→ WHAT YOU WILL DO
Check each line of the records below and collect those holding "DEĞERLENDİRİCİ".
[START OF GIVEN DATA]
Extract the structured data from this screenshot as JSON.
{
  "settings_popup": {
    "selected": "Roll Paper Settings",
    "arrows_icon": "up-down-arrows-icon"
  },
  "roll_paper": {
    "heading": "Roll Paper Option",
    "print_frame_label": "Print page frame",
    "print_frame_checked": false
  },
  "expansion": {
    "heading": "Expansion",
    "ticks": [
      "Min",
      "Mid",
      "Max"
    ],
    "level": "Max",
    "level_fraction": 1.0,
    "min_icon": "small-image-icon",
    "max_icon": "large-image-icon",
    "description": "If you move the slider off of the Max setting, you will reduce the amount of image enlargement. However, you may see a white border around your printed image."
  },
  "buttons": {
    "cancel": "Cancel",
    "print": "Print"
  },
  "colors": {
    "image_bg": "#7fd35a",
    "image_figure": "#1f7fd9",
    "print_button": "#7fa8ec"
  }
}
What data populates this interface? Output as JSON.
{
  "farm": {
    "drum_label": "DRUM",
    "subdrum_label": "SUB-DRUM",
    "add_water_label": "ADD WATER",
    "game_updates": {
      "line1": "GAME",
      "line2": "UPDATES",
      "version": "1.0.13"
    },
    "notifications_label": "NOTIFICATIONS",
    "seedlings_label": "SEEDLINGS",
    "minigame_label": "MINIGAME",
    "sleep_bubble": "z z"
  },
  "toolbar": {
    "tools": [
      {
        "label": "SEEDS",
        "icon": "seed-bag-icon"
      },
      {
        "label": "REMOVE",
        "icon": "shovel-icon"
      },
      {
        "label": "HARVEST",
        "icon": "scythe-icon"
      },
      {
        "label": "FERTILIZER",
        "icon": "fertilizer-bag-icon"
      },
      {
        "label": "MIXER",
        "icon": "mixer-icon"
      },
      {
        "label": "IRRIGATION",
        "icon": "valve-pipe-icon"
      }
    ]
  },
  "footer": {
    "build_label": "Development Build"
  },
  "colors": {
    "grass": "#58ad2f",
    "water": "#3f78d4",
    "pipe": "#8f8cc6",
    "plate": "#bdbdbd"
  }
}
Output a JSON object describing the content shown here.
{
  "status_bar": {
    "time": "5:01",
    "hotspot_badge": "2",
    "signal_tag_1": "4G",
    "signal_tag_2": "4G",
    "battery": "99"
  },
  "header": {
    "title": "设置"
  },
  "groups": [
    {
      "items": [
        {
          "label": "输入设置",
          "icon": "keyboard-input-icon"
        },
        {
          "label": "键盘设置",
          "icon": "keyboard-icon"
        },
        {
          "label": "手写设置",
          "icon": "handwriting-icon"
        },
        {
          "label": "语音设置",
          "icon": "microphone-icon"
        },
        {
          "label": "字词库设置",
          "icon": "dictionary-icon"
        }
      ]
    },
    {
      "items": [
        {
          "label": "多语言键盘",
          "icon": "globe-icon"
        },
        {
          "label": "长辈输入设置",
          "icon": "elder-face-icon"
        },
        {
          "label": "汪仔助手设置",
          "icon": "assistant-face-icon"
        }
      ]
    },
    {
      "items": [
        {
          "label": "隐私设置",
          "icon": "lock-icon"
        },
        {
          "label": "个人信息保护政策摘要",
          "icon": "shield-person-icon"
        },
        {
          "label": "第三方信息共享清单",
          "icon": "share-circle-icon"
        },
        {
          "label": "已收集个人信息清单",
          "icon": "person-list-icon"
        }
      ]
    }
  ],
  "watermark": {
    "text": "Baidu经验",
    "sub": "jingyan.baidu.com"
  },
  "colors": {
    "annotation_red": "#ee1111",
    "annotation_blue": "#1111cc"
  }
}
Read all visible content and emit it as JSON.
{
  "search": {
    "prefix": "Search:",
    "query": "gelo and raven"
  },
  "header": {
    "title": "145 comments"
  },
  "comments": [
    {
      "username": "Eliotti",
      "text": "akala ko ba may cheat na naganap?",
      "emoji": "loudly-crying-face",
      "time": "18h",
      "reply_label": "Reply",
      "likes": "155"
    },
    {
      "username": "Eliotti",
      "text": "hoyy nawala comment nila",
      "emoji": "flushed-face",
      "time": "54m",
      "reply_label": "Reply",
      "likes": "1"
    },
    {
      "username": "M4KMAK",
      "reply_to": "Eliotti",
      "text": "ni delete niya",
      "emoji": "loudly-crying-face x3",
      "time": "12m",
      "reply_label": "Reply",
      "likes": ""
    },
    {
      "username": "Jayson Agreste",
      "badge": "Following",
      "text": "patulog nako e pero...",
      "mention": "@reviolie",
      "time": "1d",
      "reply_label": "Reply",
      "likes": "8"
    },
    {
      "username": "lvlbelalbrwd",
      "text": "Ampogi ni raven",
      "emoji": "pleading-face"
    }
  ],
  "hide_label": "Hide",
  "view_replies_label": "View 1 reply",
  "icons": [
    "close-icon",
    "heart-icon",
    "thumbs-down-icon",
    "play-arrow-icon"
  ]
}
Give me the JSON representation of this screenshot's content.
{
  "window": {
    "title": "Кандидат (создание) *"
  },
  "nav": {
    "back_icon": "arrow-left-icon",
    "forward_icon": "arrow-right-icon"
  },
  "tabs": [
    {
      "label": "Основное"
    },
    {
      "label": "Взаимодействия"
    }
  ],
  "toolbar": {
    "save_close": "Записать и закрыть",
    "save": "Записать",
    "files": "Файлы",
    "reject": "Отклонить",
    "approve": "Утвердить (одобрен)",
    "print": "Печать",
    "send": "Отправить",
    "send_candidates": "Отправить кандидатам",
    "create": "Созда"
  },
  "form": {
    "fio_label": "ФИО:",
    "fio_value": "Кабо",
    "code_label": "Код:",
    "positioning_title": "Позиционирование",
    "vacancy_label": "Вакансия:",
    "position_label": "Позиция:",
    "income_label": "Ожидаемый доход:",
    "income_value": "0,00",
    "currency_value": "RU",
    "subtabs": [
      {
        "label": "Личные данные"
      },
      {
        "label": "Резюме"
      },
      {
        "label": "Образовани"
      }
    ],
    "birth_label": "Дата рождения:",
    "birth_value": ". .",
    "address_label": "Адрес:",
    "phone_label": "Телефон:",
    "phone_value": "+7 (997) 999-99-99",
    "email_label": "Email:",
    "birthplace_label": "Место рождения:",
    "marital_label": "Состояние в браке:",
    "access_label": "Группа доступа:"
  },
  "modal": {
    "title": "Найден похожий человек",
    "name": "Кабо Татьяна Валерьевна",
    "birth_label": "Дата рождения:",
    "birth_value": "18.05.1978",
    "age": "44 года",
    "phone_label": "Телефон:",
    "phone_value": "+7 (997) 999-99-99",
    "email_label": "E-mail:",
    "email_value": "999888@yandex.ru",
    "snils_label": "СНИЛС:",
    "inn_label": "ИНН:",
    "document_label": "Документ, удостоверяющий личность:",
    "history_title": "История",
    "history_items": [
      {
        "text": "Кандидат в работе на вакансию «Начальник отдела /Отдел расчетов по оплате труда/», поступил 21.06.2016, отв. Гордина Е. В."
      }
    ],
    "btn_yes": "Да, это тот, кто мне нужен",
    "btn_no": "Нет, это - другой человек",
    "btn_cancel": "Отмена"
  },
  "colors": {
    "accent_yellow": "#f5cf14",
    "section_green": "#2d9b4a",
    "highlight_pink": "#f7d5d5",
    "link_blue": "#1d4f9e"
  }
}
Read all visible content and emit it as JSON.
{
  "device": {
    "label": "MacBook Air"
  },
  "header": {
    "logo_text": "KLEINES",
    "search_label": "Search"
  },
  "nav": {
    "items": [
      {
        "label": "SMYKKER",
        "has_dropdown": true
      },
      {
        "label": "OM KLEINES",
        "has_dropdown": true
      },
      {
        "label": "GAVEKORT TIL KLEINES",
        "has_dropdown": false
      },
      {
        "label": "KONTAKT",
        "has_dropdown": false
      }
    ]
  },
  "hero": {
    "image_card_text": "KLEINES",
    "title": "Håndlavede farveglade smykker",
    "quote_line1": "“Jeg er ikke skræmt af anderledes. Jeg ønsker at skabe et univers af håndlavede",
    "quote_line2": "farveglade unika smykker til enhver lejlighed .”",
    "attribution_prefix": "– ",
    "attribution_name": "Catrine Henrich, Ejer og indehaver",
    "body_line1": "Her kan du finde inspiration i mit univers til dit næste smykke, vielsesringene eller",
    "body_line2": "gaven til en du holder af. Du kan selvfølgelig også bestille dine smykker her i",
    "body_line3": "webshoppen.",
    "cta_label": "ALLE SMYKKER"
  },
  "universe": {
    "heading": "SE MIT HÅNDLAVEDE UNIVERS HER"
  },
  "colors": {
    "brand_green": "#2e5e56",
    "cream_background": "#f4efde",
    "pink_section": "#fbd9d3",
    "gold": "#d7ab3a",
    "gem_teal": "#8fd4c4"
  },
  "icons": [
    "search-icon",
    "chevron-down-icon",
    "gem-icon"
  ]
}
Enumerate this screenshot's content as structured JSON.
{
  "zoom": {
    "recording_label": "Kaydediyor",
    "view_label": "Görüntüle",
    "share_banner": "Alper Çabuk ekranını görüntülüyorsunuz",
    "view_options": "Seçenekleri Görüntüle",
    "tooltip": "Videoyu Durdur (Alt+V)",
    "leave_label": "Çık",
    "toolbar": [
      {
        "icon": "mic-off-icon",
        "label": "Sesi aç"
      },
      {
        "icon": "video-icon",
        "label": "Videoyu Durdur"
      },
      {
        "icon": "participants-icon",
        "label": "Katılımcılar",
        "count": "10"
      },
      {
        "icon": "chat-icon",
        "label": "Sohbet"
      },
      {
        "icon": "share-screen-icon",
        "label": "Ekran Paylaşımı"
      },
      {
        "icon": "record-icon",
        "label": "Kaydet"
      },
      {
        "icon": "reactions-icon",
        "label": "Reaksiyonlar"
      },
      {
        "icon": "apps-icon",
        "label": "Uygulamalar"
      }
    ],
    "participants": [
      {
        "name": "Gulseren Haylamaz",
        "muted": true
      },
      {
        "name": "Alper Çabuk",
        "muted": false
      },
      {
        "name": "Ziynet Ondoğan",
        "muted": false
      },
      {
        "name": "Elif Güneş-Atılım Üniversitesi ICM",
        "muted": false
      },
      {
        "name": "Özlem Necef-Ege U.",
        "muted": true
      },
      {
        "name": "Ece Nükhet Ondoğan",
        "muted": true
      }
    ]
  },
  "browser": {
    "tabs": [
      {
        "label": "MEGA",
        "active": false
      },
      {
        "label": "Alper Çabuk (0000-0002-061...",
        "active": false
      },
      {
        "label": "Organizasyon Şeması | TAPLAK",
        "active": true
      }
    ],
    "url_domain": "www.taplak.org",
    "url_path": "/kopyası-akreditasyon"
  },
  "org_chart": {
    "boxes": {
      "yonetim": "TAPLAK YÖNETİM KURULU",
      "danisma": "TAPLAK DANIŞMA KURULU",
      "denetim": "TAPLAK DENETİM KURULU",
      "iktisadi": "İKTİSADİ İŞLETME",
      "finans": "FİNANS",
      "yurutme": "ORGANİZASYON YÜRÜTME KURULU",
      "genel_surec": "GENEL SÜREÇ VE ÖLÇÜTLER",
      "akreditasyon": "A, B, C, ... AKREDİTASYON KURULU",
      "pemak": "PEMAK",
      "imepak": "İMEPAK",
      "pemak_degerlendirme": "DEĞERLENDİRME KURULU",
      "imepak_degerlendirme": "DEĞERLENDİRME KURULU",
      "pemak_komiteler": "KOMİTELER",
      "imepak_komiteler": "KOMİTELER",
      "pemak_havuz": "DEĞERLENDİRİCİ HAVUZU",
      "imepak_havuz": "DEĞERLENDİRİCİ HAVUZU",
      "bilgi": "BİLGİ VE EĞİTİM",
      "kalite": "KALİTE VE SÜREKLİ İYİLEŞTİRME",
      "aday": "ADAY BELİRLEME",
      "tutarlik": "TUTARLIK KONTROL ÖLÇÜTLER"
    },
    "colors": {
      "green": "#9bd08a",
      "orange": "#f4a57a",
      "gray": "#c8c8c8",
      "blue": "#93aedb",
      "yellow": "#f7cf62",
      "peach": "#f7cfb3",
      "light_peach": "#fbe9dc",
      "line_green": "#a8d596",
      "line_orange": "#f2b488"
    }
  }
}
[END OF GIVEN DATA]
→ TASK ANSWER
      "pemak_havuz": "DEĞERLENDİRİCİ HAVUZU",
      "imepak_havuz": "DEĞERLENDİRİCİ HAVUZU",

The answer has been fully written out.